Output each entry that follows exactly. Images stay out.

★ ★ ★ ★

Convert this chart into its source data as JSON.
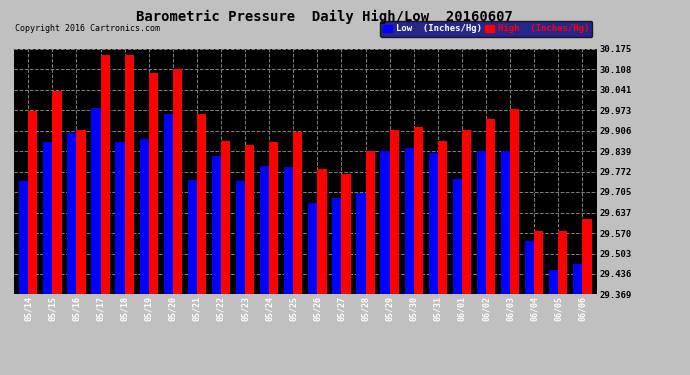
{
  "title": "Barometric Pressure  Daily High/Low  20160607",
  "copyright": "Copyright 2016 Cartronics.com",
  "legend_low": "Low  (Inches/Hg)",
  "legend_high": "High  (Inches/Hg)",
  "dates": [
    "05/14",
    "05/15",
    "05/16",
    "05/17",
    "05/18",
    "05/19",
    "05/20",
    "05/21",
    "05/22",
    "05/23",
    "05/24",
    "05/25",
    "05/26",
    "05/27",
    "05/28",
    "05/29",
    "05/30",
    "05/31",
    "06/01",
    "06/02",
    "06/03",
    "06/04",
    "06/05",
    "06/06"
  ],
  "low": [
    29.74,
    29.87,
    29.9,
    29.98,
    29.87,
    29.88,
    29.96,
    29.745,
    29.822,
    29.742,
    29.79,
    29.788,
    29.67,
    29.685,
    29.702,
    29.84,
    29.848,
    29.832,
    29.748,
    29.84,
    29.838,
    29.543,
    29.448,
    29.47
  ],
  "high": [
    29.97,
    30.038,
    29.908,
    30.155,
    30.155,
    30.095,
    30.11,
    29.96,
    29.873,
    29.86,
    29.87,
    29.903,
    29.782,
    29.765,
    29.84,
    29.907,
    29.918,
    29.872,
    29.908,
    29.945,
    29.978,
    29.578,
    29.578,
    29.615
  ],
  "ylim_min": 29.369,
  "ylim_max": 30.175,
  "yticks": [
    29.369,
    29.436,
    29.503,
    29.57,
    29.637,
    29.705,
    29.772,
    29.839,
    29.906,
    29.973,
    30.041,
    30.108,
    30.175
  ],
  "bar_width": 0.38,
  "low_color": "#0000ff",
  "high_color": "#ff0000",
  "plot_bg_color": "#000000",
  "grid_color": "#808080",
  "outer_bg": "#c0c0c0",
  "title_fontsize": 10,
  "legend_bg": "#000080"
}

★ ★ ★ ★

**Solution:**
Convert this chart into its source data as JSON.
{
  "title": "Barometric Pressure  Daily High/Low  20160607",
  "copyright": "Copyright 2016 Cartronics.com",
  "legend_low": "Low  (Inches/Hg)",
  "legend_high": "High  (Inches/Hg)",
  "dates": [
    "05/14",
    "05/15",
    "05/16",
    "05/17",
    "05/18",
    "05/19",
    "05/20",
    "05/21",
    "05/22",
    "05/23",
    "05/24",
    "05/25",
    "05/26",
    "05/27",
    "05/28",
    "05/29",
    "05/30",
    "05/31",
    "06/01",
    "06/02",
    "06/03",
    "06/04",
    "06/05",
    "06/06"
  ],
  "low": [
    29.74,
    29.87,
    29.9,
    29.98,
    29.87,
    29.88,
    29.96,
    29.745,
    29.822,
    29.742,
    29.79,
    29.788,
    29.67,
    29.685,
    29.702,
    29.84,
    29.848,
    29.832,
    29.748,
    29.84,
    29.838,
    29.543,
    29.448,
    29.47
  ],
  "high": [
    29.97,
    30.038,
    29.908,
    30.155,
    30.155,
    30.095,
    30.11,
    29.96,
    29.873,
    29.86,
    29.87,
    29.903,
    29.782,
    29.765,
    29.84,
    29.907,
    29.918,
    29.872,
    29.908,
    29.945,
    29.978,
    29.578,
    29.578,
    29.615
  ],
  "ylim_min": 29.369,
  "ylim_max": 30.175,
  "yticks": [
    29.369,
    29.436,
    29.503,
    29.57,
    29.637,
    29.705,
    29.772,
    29.839,
    29.906,
    29.973,
    30.041,
    30.108,
    30.175
  ],
  "bar_width": 0.38,
  "low_color": "#0000ff",
  "high_color": "#ff0000",
  "plot_bg_color": "#000000",
  "grid_color": "#808080",
  "outer_bg": "#c0c0c0",
  "title_fontsize": 10,
  "legend_bg": "#000080"
}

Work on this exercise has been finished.